▸ **Exercise details**
Of the lines below, how many hold the string "structured"? Give only the number.
================
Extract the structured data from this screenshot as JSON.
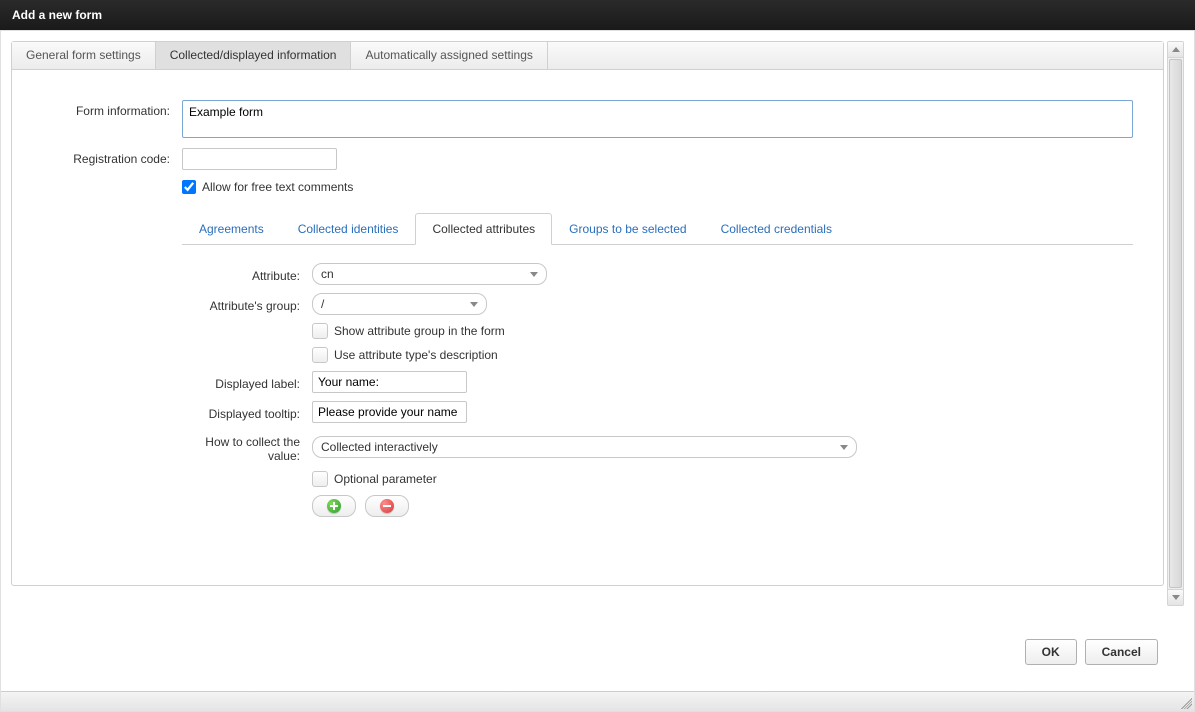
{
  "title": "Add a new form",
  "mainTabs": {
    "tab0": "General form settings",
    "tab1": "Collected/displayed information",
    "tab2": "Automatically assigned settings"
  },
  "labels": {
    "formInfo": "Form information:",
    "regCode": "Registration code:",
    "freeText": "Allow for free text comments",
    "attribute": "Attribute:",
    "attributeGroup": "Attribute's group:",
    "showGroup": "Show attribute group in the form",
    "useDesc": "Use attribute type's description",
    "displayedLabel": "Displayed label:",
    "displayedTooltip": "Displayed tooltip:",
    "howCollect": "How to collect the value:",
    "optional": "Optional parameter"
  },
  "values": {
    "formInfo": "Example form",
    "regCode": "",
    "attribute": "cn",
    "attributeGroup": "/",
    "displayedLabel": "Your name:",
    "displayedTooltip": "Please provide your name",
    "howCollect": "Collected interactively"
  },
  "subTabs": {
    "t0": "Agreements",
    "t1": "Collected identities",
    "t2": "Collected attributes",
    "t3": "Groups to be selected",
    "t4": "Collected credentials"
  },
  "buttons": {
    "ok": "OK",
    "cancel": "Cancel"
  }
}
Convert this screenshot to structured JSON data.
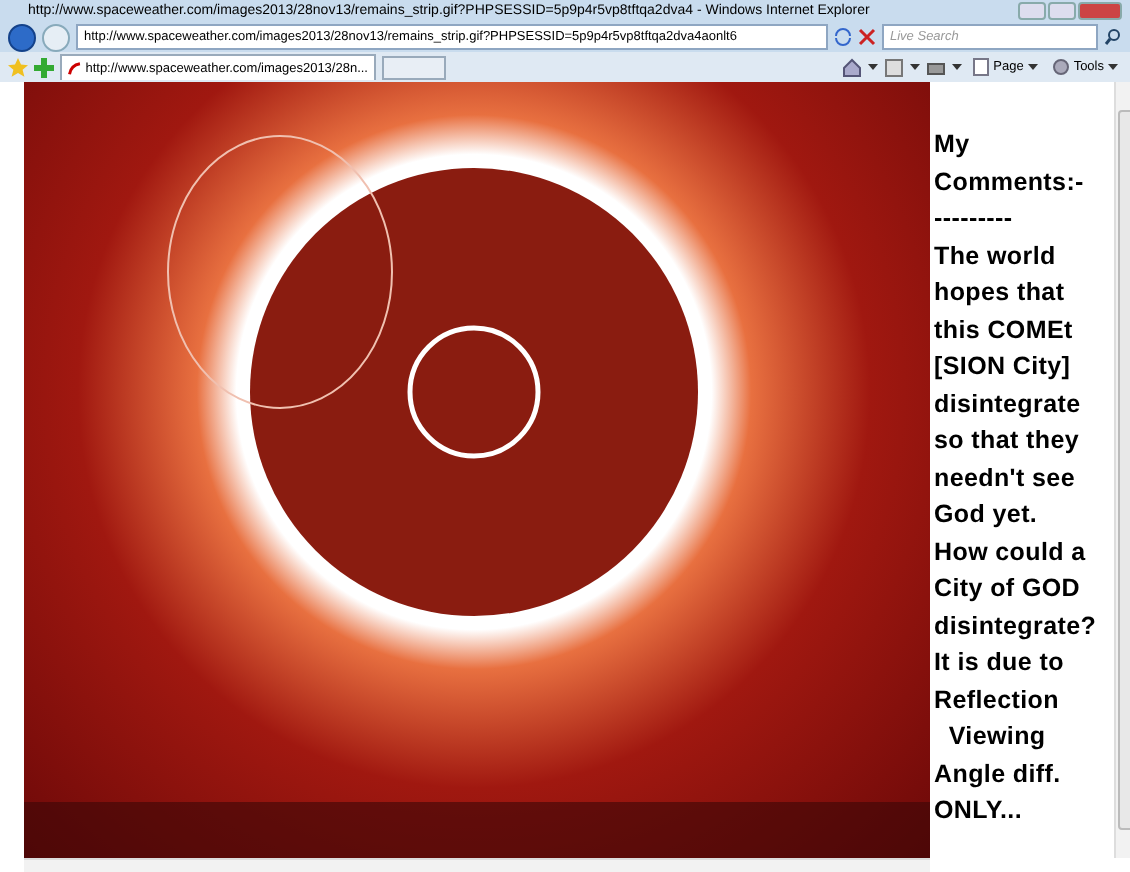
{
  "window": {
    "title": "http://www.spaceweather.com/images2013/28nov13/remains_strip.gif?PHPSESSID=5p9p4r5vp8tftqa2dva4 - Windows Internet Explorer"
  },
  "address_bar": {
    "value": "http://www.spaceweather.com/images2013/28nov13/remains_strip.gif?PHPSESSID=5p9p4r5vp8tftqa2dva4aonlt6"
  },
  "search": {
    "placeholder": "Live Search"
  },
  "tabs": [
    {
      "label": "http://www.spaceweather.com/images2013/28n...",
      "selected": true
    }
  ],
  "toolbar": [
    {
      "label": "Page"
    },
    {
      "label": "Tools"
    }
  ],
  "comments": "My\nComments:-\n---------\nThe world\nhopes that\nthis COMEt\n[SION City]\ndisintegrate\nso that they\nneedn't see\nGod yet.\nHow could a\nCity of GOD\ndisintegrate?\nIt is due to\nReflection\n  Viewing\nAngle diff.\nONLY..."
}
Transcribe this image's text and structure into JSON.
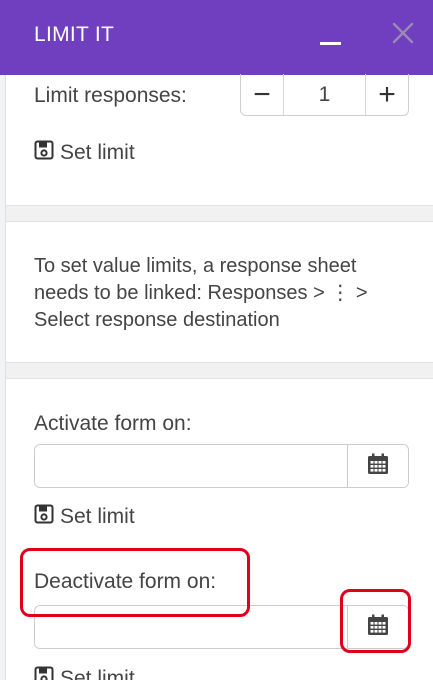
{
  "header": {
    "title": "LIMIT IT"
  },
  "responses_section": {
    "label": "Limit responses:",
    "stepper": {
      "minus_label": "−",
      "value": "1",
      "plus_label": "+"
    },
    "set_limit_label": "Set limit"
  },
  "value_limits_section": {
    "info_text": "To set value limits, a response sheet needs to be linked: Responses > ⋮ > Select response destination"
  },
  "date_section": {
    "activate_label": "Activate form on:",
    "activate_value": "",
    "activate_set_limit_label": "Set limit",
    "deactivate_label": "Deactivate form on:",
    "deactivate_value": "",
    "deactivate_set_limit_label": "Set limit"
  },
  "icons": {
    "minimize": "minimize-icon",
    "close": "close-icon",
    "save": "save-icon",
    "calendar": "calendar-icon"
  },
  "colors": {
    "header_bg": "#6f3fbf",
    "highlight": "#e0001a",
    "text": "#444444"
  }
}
================
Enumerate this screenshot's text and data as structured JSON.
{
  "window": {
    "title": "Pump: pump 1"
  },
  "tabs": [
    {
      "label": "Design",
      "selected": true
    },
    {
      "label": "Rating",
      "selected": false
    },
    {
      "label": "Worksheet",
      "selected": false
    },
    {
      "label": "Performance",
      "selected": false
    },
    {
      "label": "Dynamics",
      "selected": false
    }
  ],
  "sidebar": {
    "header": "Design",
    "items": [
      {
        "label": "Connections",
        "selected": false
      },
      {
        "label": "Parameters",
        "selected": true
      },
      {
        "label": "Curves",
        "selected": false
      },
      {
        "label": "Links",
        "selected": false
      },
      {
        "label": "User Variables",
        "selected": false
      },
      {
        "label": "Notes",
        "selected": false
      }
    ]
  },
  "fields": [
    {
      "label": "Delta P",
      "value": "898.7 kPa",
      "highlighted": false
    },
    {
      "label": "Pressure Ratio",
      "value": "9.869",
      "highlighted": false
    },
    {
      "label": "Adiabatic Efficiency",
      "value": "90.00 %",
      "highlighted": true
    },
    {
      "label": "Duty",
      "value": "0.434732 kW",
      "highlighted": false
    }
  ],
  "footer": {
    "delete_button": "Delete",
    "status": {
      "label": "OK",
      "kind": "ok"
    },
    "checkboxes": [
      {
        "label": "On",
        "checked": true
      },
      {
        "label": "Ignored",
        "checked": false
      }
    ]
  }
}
================
▸ **Exercise solution**
3